Revise the listing from its first line down through the line containing "table-cell-text: 0 [1303, 186, 1314, 207]", replacing "Pledge Reminders" with "Payment Reminders" and keeping everything else unchanged. Return only those lines.

** START **

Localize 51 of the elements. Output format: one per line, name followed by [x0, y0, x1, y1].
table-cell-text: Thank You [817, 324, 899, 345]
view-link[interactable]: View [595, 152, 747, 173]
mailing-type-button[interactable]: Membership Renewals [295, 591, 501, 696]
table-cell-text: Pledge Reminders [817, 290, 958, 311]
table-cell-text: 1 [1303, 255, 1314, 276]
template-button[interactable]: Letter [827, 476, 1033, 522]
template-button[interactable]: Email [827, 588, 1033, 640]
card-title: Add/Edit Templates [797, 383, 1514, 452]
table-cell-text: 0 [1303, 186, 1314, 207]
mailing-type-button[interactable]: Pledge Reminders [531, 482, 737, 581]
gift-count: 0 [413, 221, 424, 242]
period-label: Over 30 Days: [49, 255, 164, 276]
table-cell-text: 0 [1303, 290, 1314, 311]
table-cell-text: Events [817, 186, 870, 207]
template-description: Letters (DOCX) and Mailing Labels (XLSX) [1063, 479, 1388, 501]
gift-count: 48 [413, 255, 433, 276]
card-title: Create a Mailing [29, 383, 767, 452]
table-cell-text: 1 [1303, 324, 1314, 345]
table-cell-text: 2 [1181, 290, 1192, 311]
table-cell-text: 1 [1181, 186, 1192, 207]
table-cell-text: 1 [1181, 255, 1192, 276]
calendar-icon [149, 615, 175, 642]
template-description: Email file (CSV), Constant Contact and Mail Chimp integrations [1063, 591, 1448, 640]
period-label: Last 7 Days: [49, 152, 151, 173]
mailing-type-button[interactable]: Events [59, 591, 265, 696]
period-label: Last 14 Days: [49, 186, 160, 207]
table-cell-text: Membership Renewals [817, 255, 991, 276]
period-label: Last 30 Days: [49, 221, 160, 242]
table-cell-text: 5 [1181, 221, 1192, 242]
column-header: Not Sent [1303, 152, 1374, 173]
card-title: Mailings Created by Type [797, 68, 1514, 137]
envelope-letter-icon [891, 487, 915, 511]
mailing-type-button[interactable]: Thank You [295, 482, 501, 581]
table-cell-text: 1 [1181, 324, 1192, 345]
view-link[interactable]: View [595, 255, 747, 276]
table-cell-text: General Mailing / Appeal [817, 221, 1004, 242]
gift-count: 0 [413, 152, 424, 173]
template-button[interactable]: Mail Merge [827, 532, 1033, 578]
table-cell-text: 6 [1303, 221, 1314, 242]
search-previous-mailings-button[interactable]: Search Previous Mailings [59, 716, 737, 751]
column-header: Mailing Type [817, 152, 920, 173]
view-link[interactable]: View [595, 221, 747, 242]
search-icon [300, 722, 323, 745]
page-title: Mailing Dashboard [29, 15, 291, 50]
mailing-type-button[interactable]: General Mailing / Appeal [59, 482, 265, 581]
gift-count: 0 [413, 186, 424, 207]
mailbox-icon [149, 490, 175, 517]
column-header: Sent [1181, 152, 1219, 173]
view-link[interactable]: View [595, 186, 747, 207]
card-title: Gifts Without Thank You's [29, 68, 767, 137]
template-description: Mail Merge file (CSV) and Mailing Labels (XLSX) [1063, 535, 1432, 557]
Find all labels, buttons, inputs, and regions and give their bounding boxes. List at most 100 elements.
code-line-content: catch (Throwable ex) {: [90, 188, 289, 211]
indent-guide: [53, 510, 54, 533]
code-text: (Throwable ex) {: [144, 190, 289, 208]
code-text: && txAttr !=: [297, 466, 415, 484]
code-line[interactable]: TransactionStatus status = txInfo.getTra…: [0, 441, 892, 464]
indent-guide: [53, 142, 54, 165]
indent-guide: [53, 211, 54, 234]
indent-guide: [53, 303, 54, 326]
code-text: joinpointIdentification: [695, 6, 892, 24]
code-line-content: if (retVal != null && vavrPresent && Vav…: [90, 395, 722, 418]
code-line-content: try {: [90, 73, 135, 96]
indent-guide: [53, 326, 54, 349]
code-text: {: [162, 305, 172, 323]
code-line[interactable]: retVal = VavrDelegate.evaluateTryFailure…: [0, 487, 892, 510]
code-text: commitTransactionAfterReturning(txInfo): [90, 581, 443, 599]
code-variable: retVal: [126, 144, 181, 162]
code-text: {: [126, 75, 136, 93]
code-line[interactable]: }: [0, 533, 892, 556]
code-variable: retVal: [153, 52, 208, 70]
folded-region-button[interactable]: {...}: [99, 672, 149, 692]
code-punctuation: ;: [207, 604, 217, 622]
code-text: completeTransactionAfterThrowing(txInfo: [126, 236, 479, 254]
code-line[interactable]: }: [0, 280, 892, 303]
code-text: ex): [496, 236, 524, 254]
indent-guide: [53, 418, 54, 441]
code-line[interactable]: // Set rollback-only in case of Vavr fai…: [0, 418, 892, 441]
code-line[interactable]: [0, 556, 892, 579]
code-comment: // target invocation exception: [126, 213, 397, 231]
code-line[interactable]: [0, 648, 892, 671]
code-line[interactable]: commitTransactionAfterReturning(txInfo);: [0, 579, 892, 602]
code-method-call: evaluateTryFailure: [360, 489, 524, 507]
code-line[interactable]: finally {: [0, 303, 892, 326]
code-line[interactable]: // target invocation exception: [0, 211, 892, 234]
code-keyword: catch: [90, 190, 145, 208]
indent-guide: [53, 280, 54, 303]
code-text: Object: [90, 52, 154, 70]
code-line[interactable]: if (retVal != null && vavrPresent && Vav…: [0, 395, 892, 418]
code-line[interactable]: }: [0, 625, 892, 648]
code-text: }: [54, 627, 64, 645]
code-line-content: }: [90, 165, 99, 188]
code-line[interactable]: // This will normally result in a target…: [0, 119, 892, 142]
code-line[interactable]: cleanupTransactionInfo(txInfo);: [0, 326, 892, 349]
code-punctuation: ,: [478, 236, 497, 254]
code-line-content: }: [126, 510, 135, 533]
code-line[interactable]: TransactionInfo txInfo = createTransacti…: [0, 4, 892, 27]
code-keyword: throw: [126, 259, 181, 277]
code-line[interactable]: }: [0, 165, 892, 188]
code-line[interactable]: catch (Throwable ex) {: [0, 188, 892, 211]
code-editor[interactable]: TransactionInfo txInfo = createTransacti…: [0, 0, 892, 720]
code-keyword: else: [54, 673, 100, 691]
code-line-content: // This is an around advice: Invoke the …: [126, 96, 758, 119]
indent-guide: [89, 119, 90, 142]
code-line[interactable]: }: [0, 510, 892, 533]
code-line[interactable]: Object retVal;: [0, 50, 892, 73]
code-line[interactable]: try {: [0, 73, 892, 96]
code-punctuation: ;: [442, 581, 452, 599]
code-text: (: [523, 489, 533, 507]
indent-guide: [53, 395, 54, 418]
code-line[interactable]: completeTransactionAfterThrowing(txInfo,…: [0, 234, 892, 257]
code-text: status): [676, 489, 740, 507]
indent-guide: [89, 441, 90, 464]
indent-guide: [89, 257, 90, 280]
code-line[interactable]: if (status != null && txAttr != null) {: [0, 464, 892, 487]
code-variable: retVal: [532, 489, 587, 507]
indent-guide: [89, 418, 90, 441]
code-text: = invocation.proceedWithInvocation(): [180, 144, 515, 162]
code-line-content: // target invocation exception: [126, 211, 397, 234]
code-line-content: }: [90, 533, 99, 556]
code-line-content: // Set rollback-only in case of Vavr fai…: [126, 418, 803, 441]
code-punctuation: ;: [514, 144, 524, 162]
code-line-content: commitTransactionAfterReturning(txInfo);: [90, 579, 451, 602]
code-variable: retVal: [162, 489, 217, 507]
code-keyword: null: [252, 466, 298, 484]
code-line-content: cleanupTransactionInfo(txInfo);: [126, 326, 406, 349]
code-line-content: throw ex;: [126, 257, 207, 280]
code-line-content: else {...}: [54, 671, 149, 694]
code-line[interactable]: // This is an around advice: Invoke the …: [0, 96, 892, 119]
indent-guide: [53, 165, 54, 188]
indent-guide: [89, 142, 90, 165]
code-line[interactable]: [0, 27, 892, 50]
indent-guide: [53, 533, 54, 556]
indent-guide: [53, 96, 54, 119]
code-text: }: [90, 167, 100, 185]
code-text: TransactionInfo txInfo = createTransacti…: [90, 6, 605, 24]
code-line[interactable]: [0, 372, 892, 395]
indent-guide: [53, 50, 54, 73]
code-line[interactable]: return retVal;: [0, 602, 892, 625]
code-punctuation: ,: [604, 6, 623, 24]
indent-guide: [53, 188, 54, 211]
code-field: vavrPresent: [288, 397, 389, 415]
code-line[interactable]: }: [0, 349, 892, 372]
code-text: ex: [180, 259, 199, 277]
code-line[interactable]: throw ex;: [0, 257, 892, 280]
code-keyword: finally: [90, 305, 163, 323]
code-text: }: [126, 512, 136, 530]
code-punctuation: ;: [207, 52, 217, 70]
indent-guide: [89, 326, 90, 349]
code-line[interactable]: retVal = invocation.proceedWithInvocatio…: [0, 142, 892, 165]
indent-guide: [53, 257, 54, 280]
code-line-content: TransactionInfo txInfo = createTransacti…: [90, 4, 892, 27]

** END **

**EXERCISE OUTPUT:**
Localize 51 of the elements. Output format: one per line, name followed by [x0, y0, x1, y1].
table-cell-text: Thank You [817, 324, 899, 345]
view-link[interactable]: View [595, 152, 747, 173]
mailing-type-button[interactable]: Membership Renewals [295, 591, 501, 696]
table-cell-text: Payment Reminders [817, 290, 958, 311]
table-cell-text: 1 [1303, 255, 1314, 276]
template-button[interactable]: Letter [827, 476, 1033, 522]
template-button[interactable]: Email [827, 588, 1033, 640]
card-title: Add/Edit Templates [797, 383, 1514, 452]
table-cell-text: 0 [1303, 186, 1314, 207]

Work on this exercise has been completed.